[Saved data entries]
[Begin]
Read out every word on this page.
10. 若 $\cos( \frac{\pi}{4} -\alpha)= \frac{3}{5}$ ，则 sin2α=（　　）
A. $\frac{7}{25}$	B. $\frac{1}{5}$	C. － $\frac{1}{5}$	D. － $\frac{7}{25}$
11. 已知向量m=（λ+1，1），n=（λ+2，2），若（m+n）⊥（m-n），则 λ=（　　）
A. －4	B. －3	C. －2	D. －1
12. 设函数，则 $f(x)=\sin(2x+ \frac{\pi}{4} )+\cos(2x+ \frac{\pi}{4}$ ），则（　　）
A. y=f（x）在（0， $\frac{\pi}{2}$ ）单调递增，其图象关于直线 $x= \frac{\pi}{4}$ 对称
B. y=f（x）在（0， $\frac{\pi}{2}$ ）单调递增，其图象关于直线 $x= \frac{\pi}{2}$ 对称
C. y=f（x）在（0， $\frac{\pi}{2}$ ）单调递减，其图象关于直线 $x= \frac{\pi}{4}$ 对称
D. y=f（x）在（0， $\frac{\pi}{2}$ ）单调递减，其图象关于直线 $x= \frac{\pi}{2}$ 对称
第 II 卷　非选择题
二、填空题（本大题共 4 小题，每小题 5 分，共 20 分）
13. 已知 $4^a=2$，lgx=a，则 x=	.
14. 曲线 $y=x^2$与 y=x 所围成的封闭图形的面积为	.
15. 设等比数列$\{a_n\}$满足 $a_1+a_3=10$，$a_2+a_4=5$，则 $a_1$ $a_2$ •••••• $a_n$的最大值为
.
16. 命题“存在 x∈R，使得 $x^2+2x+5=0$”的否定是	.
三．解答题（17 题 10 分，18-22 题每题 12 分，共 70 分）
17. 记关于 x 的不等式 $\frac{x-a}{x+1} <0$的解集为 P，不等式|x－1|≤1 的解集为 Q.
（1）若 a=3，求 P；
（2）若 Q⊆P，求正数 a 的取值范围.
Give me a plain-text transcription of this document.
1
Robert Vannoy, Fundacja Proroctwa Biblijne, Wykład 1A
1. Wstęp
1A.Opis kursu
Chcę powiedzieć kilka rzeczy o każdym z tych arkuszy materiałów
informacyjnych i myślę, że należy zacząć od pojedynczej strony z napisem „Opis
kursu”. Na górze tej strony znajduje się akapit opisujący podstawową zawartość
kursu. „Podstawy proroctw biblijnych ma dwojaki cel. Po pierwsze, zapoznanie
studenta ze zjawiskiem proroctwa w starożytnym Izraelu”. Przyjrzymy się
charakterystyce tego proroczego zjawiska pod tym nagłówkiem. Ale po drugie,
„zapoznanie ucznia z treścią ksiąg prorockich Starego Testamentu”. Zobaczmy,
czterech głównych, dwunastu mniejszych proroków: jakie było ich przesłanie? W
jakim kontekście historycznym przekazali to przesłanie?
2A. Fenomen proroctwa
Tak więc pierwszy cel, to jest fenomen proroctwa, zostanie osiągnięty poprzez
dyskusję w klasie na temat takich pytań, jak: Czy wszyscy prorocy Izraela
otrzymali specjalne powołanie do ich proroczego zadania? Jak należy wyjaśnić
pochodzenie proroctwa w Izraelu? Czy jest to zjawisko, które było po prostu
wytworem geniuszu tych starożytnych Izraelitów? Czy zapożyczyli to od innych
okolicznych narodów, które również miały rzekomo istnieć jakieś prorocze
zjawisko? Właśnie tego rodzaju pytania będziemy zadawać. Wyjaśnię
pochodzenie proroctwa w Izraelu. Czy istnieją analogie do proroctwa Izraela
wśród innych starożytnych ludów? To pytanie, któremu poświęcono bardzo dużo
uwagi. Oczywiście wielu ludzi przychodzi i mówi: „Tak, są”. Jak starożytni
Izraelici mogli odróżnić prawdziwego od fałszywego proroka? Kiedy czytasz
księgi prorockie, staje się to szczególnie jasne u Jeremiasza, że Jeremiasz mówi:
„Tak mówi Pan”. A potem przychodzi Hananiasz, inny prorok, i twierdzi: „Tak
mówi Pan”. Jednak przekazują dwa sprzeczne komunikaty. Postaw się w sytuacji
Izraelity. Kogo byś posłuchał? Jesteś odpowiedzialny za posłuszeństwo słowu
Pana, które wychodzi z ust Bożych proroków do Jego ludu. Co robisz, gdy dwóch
[End]
Review the preceding data and report every line that includes the string "proroczego".

-- ANSWER TO THE TASK --
charakterystyce tego proroczego zjawiska pod tym nagłówkiem. Ale po drugie,
otrzymali specjalne powołanie do ich proroczego zadania? Jak należy wyjaśnić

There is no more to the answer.